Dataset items
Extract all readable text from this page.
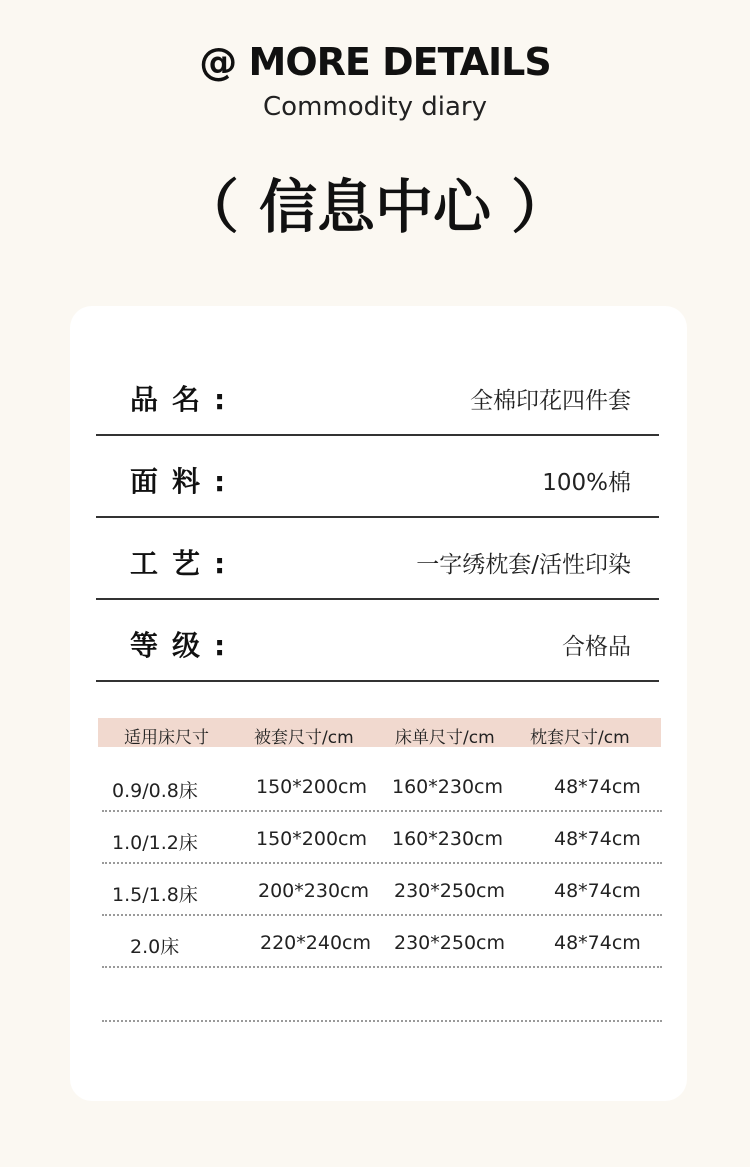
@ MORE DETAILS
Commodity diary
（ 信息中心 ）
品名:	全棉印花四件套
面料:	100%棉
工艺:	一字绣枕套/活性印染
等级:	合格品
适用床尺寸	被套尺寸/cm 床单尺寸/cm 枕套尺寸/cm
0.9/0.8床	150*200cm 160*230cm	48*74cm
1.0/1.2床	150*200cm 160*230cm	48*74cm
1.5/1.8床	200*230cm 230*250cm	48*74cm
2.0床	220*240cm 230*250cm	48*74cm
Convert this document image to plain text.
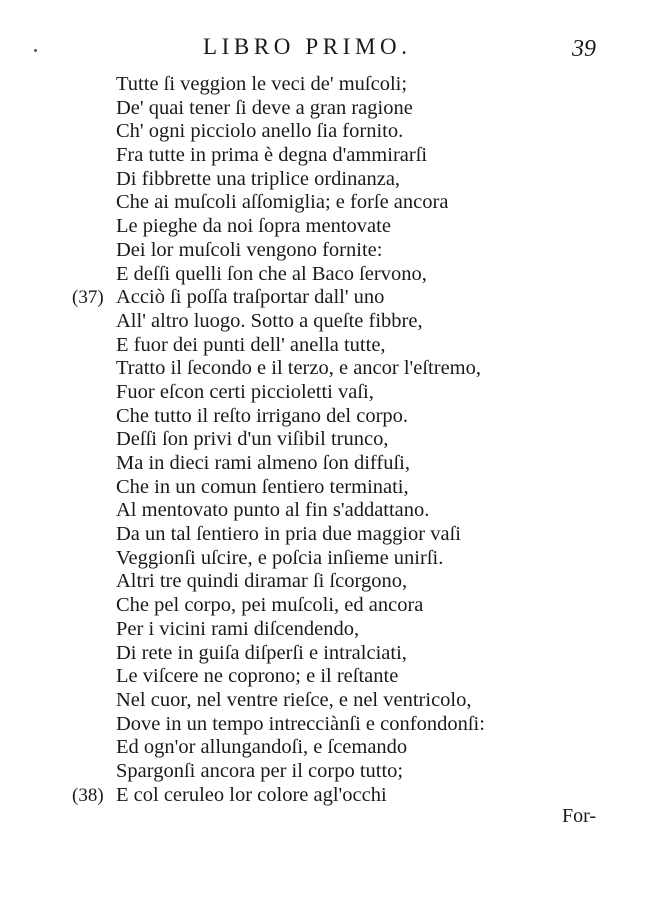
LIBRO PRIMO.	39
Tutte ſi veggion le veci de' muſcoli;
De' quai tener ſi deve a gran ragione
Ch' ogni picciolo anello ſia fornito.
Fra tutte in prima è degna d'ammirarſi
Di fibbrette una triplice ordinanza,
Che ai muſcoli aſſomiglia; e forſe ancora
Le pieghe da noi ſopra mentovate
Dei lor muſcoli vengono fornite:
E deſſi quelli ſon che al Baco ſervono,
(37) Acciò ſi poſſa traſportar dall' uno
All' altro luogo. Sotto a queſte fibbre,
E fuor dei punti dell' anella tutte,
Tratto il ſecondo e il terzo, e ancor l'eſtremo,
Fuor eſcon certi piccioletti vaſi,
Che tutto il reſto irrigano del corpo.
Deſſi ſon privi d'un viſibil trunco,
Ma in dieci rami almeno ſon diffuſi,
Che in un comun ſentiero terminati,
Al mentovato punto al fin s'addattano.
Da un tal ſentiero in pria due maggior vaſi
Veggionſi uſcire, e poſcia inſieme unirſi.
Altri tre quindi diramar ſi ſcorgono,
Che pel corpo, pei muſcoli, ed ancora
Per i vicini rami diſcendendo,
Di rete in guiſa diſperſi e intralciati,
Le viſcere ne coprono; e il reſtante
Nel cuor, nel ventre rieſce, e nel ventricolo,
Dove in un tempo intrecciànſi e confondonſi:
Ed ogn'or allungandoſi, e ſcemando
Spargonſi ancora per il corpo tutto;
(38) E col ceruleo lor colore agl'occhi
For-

• [What the exercise asks] Select from the material above each line in which the string "this" appears, and list those lines.

• [Written answer]
Extract all readable text from this page.
Convert this document image to plain text.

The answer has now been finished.